▸ Materials provided
============================================================

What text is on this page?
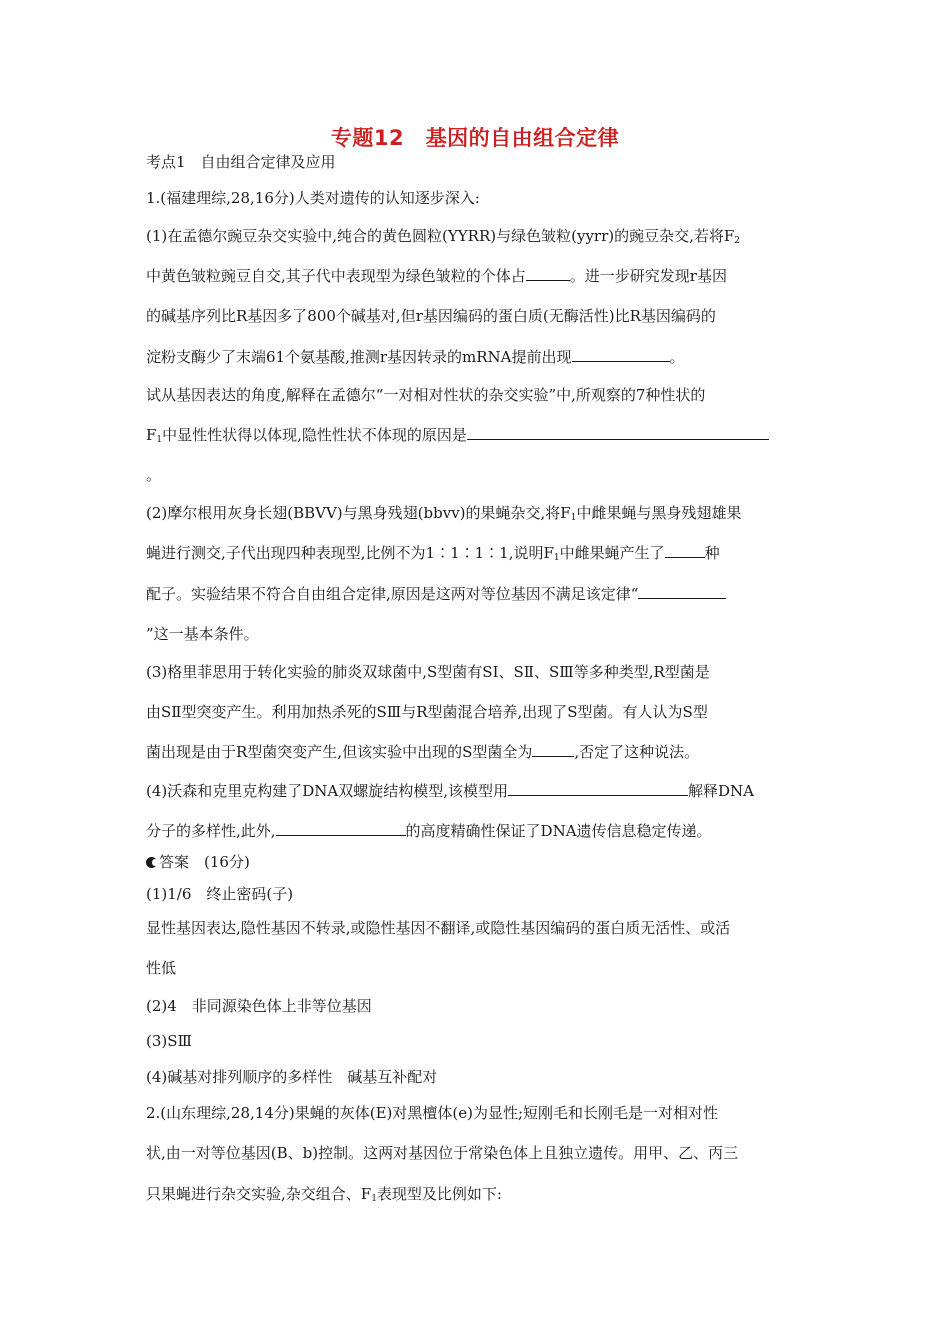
专题12　基因的自由组合定律
考点1　自由组合定律及应用
1.(福建理综,28,16分)人类对遗传的认知逐步深入:
(1)在孟德尔豌豆杂交实验中,纯合的黄色圆粒(YYRR)与绿色皱粒(yyrr)的豌豆杂交,若将$F_2$
中黄色皱粒豌豆自交,其子代中表现型为绿色皱粒的个体占	。进一步研究发现r基因
的碱基序列比R基因多了800个碱基对,但r基因编码的蛋白质(无酶活性)比R基因编码的
淀粉支酶少了末端61个氨基酸,推测r基因转录的mRNA提前出现	。
试从基因表达的角度,解释在孟德尔“一对相对性状的杂交实验”中,所观察的7种性状的
$F_1$中显性性状得以体现,隐性性状不体现的原因是
。
(2)摩尔根用灰身长翅(BBVV)与黑身残翅(bbvv)的果蝇杂交,将$F_1$中雌果蝇与黑身残翅雄果
蝇进行测交,子代出现四种表现型,比例不为1∶1∶1∶1,说明$F_1$中雌果蝇产生了	种
配子。实验结果不符合自由组合定律,原因是这两对等位基因不满足该定律“
”这一基本条件。
(3)格里菲思用于转化实验的肺炎双球菌中,S型菌有SⅠ、SⅡ、SⅢ等多种类型,R型菌是
由SⅡ型突变产生。利用加热杀死的SⅢ与R型菌混合培养,出现了S型菌。有人认为S型
菌出现是由于R型菌突变产生,但该实验中出现的S型菌全为	,否定了这种说法。
(4)沃森和克里克构建了DNA双螺旋结构模型,该模型用	解释DNA
分子的多样性,此外,	的高度精确性保证了DNA遗传信息稳定传递。
答案　(16分)
(1)1/6　终止密码(子)
显性基因表达,隐性基因不转录,或隐性基因不翻译,或隐性基因编码的蛋白质无活性、或活
性低
(2)4　非同源染色体上非等位基因
(3)SⅢ
(4)碱基对排列顺序的多样性　碱基互补配对
2.(山东理综,28,14分)果蝇的灰体(E)对黑檀体(e)为显性;短刚毛和长刚毛是一对相对性
状,由一对等位基因(B、b)控制。这两对基因位于常染色体上且独立遗传。用甲、乙、丙三
只果蝇进行杂交实验,杂交组合、$F_1$表现型及比例如下:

============================================================

▸ What to work on
Where an entry includes an image, skip the image and return everything else exactly.

▸ Task answer
What text is on this page?
专题12　基因的自由组合定律
考点1　自由组合定律及应用
1.(福建理综,28,16分)人类对遗传的认知逐步深入:
(1)在孟德尔豌豆杂交实验中,纯合的黄色圆粒(YYRR)与绿色皱粒(yyrr)的豌豆杂交,若将$F_2$
中黄色皱粒豌豆自交,其子代中表现型为绿色皱粒的个体占	。进一步研究发现r基因
的碱基序列比R基因多了800个碱基对,但r基因编码的蛋白质(无酶活性)比R基因编码的
淀粉支酶少了末端61个氨基酸,推测r基因转录的mRNA提前出现	。
试从基因表达的角度,解释在孟德尔“一对相对性状的杂交实验”中,所观察的7种性状的
$F_1$中显性性状得以体现,隐性性状不体现的原因是
。
(2)摩尔根用灰身长翅(BBVV)与黑身残翅(bbvv)的果蝇杂交,将$F_1$中雌果蝇与黑身残翅雄果
蝇进行测交,子代出现四种表现型,比例不为1∶1∶1∶1,说明$F_1$中雌果蝇产生了	种
配子。实验结果不符合自由组合定律,原因是这两对等位基因不满足该定律“
”这一基本条件。
(3)格里菲思用于转化实验的肺炎双球菌中,S型菌有SⅠ、SⅡ、SⅢ等多种类型,R型菌是
由SⅡ型突变产生。利用加热杀死的SⅢ与R型菌混合培养,出现了S型菌。有人认为S型
菌出现是由于R型菌突变产生,但该实验中出现的S型菌全为	,否定了这种说法。
(4)沃森和克里克构建了DNA双螺旋结构模型,该模型用	解释DNA
分子的多样性,此外,	的高度精确性保证了DNA遗传信息稳定传递。
答案　(16分)
(1)1/6　终止密码(子)
显性基因表达,隐性基因不转录,或隐性基因不翻译,或隐性基因编码的蛋白质无活性、或活
性低
(2)4　非同源染色体上非等位基因
(3)SⅢ
(4)碱基对排列顺序的多样性　碱基互补配对
2.(山东理综,28,14分)果蝇的灰体(E)对黑檀体(e)为显性;短刚毛和长刚毛是一对相对性
状,由一对等位基因(B、b)控制。这两对基因位于常染色体上且独立遗传。用甲、乙、丙三
只果蝇进行杂交实验,杂交组合、$F_1$表现型及比例如下:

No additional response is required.